**INSTRUCTION**
Each line containing the word "Outer" should be found and copied.
□ □ □ □ □ □ □
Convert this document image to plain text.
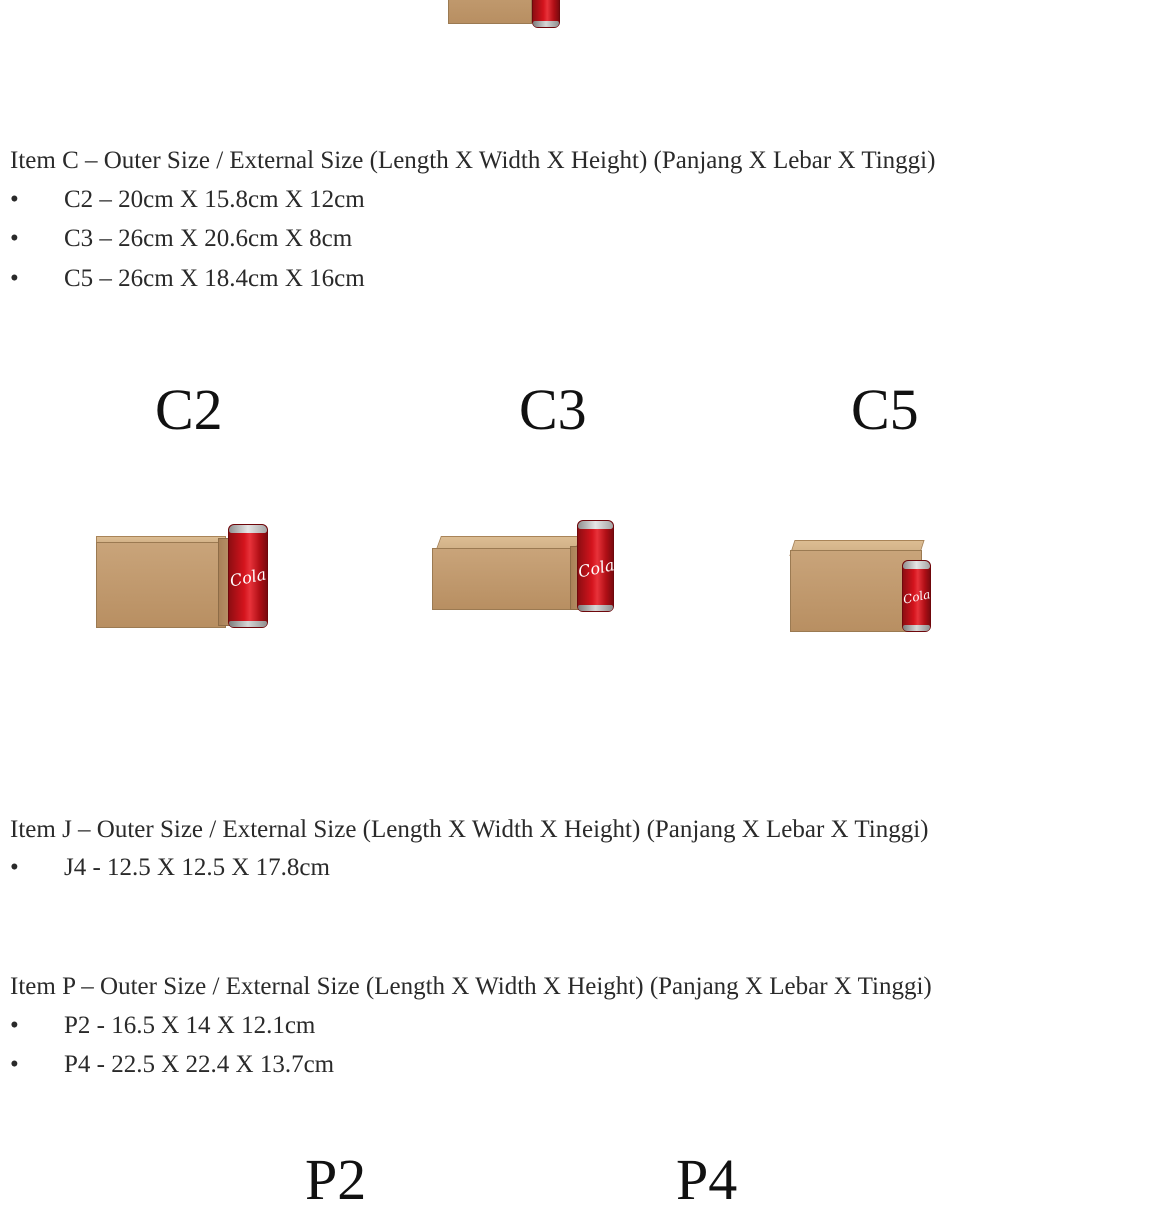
Item C – Outer Size / External Size (Length X Width X Height) (Panjang X Lebar X Tinggi)
• C2 – 20cm X 15.8cm X 12cm
• C3 – 26cm X 20.6cm X 8cm
• C5 – 26cm X 18.4cm X 16cm
C2	C3	C5
Cola	Cola
Cola
Item J – Outer Size / External Size (Length X Width X Height) (Panjang X Lebar X Tinggi)
• J4 - 12.5 X 12.5 X 17.8cm
Item P – Outer Size / External Size (Length X Width X Height) (Panjang X Lebar X Tinggi)
• P2 - 16.5 X 14 X 12.1cm
• P4 - 22.5 X 22.4 X 13.7cm
P2	P4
□ □ □ □ □ □ □
**FINISHED ANSWER**
Item C – Outer Size / External Size (Length X Width X Height) (Panjang X Lebar X Tinggi)
Item J – Outer Size / External Size (Length X Width X Height) (Panjang X Lebar X Tinggi)
Item P – Outer Size / External Size (Length X Width X Height) (Panjang X Lebar X Tinggi)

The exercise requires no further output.